_TASK STATEMENT_
Repeat every line of the data exactly, but not the pictures.

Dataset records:
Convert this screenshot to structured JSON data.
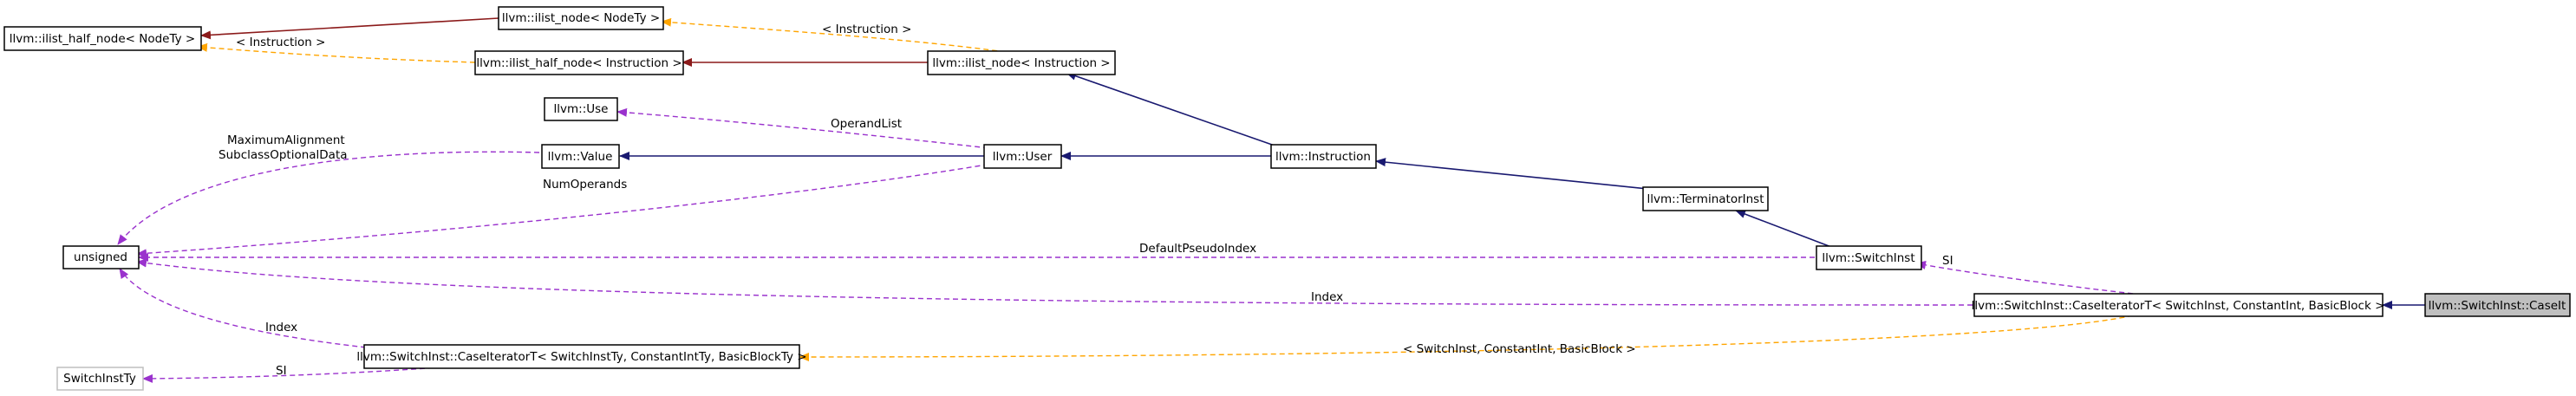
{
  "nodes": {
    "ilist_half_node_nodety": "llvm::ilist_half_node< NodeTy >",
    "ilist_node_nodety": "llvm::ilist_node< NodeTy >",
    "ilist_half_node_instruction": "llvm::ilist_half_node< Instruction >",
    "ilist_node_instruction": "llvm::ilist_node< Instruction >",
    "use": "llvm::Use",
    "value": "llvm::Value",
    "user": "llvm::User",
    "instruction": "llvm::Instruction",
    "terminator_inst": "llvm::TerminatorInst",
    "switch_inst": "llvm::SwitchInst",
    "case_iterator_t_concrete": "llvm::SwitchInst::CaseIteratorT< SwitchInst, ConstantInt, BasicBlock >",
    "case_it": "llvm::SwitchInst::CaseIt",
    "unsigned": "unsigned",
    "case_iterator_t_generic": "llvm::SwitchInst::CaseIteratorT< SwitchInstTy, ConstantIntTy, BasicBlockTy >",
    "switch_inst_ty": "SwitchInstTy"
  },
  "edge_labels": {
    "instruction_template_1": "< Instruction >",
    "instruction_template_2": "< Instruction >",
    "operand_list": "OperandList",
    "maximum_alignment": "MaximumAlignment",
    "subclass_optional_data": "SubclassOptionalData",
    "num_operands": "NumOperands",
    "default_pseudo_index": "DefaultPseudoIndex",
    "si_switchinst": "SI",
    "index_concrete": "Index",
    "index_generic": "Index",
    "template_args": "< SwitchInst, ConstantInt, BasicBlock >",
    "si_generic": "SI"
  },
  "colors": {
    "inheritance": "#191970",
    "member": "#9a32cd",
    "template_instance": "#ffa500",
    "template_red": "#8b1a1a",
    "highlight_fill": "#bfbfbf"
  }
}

_EXERCISE SOLUTION_
Convert this screenshot to structured JSON data.
{
  "nodes": {
    "ilist_half_node_nodety": "llvm::ilist_half_node< NodeTy >",
    "ilist_node_nodety": "llvm::ilist_node< NodeTy >",
    "ilist_half_node_instruction": "llvm::ilist_half_node< Instruction >",
    "ilist_node_instruction": "llvm::ilist_node< Instruction >",
    "use": "llvm::Use",
    "value": "llvm::Value",
    "user": "llvm::User",
    "instruction": "llvm::Instruction",
    "terminator_inst": "llvm::TerminatorInst",
    "switch_inst": "llvm::SwitchInst",
    "case_iterator_t_concrete": "llvm::SwitchInst::CaseIteratorT< SwitchInst, ConstantInt, BasicBlock >",
    "case_it": "llvm::SwitchInst::CaseIt",
    "unsigned": "unsigned",
    "case_iterator_t_generic": "llvm::SwitchInst::CaseIteratorT< SwitchInstTy, ConstantIntTy, BasicBlockTy >",
    "switch_inst_ty": "SwitchInstTy"
  },
  "edge_labels": {
    "instruction_template_1": "< Instruction >",
    "instruction_template_2": "< Instruction >",
    "operand_list": "OperandList",
    "maximum_alignment": "MaximumAlignment",
    "subclass_optional_data": "SubclassOptionalData",
    "num_operands": "NumOperands",
    "default_pseudo_index": "DefaultPseudoIndex",
    "si_switchinst": "SI",
    "index_concrete": "Index",
    "index_generic": "Index",
    "template_args": "< SwitchInst, ConstantInt, BasicBlock >",
    "si_generic": "SI"
  },
  "colors": {
    "inheritance": "#191970",
    "member": "#9a32cd",
    "template_instance": "#ffa500",
    "template_red": "#8b1a1a",
    "highlight_fill": "#bfbfbf"
  }
}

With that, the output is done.